* START *

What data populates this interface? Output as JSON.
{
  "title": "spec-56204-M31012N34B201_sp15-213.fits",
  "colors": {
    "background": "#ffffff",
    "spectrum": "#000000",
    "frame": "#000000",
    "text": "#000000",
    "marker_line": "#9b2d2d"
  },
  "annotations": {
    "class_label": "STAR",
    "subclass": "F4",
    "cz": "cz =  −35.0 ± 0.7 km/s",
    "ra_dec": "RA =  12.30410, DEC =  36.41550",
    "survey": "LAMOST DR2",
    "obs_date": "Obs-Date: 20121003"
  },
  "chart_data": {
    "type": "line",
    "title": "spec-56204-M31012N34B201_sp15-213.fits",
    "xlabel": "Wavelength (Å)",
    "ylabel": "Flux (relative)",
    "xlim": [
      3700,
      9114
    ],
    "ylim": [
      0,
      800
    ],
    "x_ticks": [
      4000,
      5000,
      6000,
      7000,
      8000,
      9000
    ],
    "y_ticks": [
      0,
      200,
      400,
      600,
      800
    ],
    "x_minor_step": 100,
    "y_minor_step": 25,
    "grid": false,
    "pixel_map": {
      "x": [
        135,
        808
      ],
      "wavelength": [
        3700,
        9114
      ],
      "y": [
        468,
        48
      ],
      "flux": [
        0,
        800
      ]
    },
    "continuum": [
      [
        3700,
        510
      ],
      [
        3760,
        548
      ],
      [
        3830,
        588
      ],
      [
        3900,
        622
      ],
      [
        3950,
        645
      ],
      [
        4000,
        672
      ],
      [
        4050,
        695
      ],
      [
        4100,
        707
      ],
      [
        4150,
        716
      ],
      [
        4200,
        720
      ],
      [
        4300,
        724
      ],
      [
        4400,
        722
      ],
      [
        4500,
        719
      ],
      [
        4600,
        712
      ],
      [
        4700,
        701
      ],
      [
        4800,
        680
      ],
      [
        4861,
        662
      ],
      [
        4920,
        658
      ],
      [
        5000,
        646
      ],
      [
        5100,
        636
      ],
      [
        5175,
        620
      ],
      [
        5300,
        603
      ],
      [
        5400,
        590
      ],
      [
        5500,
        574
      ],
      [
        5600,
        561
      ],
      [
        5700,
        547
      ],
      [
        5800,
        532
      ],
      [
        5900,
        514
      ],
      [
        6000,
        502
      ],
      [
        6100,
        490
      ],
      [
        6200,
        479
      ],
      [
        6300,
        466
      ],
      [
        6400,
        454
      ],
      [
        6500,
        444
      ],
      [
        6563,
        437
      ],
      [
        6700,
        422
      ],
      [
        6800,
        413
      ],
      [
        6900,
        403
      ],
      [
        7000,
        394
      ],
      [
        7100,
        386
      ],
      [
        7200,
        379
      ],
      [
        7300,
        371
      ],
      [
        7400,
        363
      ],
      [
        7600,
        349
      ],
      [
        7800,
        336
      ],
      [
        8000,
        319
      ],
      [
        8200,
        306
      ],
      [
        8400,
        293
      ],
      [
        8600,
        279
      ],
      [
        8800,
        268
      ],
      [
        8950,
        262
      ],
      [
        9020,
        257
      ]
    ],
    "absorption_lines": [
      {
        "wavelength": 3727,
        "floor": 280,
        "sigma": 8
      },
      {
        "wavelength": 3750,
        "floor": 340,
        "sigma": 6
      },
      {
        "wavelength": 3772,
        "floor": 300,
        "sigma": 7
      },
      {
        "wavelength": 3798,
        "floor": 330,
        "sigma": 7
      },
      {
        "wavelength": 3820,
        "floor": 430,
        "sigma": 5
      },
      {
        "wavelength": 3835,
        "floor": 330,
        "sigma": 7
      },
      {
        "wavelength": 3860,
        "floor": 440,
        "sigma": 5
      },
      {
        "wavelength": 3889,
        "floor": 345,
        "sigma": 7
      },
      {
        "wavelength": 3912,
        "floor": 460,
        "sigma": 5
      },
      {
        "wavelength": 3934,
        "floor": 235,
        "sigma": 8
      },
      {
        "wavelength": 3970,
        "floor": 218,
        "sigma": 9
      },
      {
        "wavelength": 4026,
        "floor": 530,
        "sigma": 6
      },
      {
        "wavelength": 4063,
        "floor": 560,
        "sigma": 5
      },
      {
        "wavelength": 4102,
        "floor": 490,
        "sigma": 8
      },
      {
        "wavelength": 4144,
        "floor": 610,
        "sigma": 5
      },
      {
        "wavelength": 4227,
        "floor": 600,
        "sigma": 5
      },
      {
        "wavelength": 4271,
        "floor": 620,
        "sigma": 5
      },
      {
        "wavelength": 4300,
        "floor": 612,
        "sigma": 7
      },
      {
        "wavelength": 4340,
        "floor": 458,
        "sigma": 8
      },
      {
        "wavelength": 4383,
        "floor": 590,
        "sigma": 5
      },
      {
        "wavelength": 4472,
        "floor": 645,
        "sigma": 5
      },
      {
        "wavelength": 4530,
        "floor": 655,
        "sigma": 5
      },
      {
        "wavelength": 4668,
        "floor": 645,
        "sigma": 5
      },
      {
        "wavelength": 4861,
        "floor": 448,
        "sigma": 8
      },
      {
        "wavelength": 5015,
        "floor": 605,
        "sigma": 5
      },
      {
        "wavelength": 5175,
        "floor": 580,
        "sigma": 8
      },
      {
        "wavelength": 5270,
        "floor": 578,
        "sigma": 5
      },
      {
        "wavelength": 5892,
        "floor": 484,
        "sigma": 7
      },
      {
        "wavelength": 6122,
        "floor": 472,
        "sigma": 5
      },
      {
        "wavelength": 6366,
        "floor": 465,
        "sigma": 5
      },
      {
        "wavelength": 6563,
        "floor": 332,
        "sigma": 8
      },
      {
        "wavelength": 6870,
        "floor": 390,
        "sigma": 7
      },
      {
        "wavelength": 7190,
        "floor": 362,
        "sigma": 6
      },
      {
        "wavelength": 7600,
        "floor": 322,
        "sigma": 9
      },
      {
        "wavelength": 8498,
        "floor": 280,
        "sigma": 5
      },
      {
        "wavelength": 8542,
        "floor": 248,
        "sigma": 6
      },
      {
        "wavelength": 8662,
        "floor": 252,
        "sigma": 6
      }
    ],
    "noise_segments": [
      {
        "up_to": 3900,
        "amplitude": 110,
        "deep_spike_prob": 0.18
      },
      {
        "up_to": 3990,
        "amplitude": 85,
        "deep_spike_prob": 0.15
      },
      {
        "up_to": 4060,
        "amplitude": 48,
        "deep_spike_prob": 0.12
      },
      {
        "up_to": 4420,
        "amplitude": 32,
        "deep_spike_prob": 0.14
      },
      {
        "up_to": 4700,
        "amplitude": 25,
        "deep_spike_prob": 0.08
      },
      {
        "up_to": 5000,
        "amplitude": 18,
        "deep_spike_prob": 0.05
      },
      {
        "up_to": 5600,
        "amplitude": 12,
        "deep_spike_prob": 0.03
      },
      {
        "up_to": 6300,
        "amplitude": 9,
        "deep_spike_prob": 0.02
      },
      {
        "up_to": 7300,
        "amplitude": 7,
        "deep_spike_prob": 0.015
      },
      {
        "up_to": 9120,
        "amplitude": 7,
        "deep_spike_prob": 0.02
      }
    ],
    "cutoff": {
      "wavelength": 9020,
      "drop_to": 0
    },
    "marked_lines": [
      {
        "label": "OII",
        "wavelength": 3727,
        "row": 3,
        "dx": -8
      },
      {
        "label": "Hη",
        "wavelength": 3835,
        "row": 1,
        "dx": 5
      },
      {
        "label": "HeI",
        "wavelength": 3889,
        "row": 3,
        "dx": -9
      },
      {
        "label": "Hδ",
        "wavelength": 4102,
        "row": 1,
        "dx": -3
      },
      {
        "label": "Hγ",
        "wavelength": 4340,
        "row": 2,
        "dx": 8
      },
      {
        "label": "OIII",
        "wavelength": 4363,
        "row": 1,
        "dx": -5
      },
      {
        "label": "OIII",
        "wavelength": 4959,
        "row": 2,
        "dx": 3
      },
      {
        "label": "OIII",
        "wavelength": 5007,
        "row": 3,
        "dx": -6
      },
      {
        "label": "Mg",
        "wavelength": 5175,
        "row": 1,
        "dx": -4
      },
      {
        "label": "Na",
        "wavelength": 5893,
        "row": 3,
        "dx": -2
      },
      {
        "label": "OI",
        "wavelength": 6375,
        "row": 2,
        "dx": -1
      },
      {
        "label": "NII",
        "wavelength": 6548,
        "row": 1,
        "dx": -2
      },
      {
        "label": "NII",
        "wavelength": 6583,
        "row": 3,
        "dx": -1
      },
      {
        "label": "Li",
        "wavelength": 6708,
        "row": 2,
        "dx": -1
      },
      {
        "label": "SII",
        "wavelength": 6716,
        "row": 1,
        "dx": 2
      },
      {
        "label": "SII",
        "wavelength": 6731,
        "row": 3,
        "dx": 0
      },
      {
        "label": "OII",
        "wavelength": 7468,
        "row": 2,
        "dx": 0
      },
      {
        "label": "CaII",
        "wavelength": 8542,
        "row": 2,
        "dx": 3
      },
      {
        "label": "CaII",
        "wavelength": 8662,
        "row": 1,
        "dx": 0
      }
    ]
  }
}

* END *

» **YOUR GOAL**: Identify each line holding the string "fits", and copy it out.

» **FULL RESPONSE**:
  "title": "spec-56204-M31012N34B201_sp15-213.fits",
    "title": "spec-56204-M31012N34B201_sp15-213.fits",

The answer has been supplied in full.